[Dataset rows]
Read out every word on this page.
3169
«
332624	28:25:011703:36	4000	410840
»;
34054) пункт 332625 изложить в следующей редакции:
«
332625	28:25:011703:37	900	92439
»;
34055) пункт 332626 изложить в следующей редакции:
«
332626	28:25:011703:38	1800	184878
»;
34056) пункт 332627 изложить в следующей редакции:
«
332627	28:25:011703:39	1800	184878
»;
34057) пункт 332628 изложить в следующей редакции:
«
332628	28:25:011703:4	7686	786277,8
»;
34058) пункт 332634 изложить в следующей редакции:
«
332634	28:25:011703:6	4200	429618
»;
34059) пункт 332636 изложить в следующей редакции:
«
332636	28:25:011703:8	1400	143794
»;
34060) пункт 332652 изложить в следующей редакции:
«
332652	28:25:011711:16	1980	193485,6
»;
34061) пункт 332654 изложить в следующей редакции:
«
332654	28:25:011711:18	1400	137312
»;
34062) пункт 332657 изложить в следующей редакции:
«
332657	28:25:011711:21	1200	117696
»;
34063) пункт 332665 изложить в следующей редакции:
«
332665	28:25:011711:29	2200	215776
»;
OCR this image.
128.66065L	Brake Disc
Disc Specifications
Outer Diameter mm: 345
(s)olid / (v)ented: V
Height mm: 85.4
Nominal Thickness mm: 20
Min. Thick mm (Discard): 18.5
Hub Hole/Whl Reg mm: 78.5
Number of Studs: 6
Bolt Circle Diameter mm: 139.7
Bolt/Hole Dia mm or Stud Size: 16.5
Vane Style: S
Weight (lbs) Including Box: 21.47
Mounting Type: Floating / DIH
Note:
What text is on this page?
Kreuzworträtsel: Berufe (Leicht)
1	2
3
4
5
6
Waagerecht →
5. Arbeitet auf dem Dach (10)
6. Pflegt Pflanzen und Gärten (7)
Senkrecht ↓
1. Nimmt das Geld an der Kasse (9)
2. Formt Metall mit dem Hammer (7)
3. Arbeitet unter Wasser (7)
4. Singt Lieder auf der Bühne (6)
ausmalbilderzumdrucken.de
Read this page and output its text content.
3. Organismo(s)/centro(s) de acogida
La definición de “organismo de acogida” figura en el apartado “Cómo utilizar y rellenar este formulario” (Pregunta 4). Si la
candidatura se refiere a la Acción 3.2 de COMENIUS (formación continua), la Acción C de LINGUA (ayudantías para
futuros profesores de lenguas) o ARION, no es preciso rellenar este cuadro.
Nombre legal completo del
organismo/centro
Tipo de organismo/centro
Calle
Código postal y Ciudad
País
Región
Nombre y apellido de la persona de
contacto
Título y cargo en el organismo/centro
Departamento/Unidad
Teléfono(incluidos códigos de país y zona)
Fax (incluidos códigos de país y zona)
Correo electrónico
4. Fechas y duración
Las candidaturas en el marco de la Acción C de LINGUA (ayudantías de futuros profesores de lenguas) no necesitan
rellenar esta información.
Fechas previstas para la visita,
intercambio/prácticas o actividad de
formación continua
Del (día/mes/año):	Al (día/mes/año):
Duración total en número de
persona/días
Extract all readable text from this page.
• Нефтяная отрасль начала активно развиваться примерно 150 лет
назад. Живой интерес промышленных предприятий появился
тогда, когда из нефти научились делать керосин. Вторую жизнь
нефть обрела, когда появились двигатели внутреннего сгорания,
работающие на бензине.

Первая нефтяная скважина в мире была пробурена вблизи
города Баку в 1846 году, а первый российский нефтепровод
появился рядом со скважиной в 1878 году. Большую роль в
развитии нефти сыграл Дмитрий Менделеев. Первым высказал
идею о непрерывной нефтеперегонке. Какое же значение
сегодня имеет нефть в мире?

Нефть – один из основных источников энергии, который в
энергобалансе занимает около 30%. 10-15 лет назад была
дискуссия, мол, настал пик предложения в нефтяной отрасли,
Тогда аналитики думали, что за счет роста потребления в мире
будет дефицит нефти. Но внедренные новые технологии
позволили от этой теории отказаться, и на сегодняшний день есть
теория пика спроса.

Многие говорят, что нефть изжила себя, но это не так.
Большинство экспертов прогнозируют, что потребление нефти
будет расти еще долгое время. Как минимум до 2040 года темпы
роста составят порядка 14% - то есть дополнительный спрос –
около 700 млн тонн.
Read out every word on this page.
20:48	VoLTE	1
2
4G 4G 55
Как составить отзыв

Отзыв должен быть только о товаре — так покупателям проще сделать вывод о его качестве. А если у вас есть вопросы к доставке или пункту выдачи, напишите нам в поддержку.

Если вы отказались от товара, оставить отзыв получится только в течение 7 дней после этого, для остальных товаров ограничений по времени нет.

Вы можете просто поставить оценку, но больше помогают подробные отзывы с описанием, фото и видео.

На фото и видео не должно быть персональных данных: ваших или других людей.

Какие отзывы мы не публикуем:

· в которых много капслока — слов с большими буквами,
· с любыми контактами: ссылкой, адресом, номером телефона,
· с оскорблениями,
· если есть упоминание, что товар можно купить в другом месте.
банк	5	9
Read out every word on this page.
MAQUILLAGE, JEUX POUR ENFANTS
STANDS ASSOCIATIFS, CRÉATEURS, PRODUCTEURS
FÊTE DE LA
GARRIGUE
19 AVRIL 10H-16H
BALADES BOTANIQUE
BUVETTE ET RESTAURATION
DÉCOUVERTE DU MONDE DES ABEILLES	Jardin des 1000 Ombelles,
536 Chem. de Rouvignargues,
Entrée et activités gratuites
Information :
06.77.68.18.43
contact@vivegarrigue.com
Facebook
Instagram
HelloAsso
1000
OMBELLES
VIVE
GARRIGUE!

◆ **Task objective**: Report how many lines of the listing above include the word "profesores". Say nothing but the number.

◆ **Complete response**: 2